• [A run of records]:
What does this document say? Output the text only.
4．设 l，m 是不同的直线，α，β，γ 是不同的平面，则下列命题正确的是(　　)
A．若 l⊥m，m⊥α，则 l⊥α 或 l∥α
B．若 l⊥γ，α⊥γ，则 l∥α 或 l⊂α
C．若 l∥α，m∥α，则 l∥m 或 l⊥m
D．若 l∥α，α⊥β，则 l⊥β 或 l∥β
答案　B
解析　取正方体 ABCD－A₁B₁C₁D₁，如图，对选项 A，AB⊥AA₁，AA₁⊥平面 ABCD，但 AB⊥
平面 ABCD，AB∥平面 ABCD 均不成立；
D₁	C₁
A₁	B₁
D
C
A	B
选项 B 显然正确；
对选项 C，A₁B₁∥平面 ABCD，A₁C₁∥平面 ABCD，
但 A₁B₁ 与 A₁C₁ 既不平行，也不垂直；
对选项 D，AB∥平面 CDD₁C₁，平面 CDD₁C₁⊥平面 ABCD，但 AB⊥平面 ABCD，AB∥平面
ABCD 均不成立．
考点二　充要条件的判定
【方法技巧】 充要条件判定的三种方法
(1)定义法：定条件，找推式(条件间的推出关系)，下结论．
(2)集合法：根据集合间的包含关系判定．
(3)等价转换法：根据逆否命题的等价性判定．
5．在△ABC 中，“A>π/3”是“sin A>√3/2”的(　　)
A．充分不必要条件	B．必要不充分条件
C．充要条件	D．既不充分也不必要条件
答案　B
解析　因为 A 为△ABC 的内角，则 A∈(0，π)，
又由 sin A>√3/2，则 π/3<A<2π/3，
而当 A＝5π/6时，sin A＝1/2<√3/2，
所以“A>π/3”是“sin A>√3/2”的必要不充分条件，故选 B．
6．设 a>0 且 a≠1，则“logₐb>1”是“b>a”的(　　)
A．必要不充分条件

• [STATED GOAL]: The entries above should be repeated exactly, every one of them.

• [REPLY]:
What does this document say? Output the text only.
4．设 l，m 是不同的直线，α，β，γ 是不同的平面，则下列命题正确的是(　　)
A．若 l⊥m，m⊥α，则 l⊥α 或 l∥α
B．若 l⊥γ，α⊥γ，则 l∥α 或 l⊂α
C．若 l∥α，m∥α，则 l∥m 或 l⊥m
D．若 l∥α，α⊥β，则 l⊥β 或 l∥β
答案　B
解析　取正方体 ABCD－A₁B₁C₁D₁，如图，对选项 A，AB⊥AA₁，AA₁⊥平面 ABCD，但 AB⊥
平面 ABCD，AB∥平面 ABCD 均不成立；
D₁	C₁
A₁	B₁
D
C
A	B
选项 B 显然正确；
对选项 C，A₁B₁∥平面 ABCD，A₁C₁∥平面 ABCD，
但 A₁B₁ 与 A₁C₁ 既不平行，也不垂直；
对选项 D，AB∥平面 CDD₁C₁，平面 CDD₁C₁⊥平面 ABCD，但 AB⊥平面 ABCD，AB∥平面
ABCD 均不成立．
考点二　充要条件的判定
【方法技巧】 充要条件判定的三种方法
(1)定义法：定条件，找推式(条件间的推出关系)，下结论．
(2)集合法：根据集合间的包含关系判定．
(3)等价转换法：根据逆否命题的等价性判定．
5．在△ABC 中，“A>π/3”是“sin A>√3/2”的(　　)
A．充分不必要条件	B．必要不充分条件
C．充要条件	D．既不充分也不必要条件
答案　B
解析　因为 A 为△ABC 的内角，则 A∈(0，π)，
又由 sin A>√3/2，则 π/3<A<2π/3，
而当 A＝5π/6时，sin A＝1/2<√3/2，
所以“A>π/3”是“sin A>√3/2”的必要不充分条件，故选 B．
6．设 a>0 且 a≠1，则“logₐb>1”是“b>a”的(　　)
A．必要不充分条件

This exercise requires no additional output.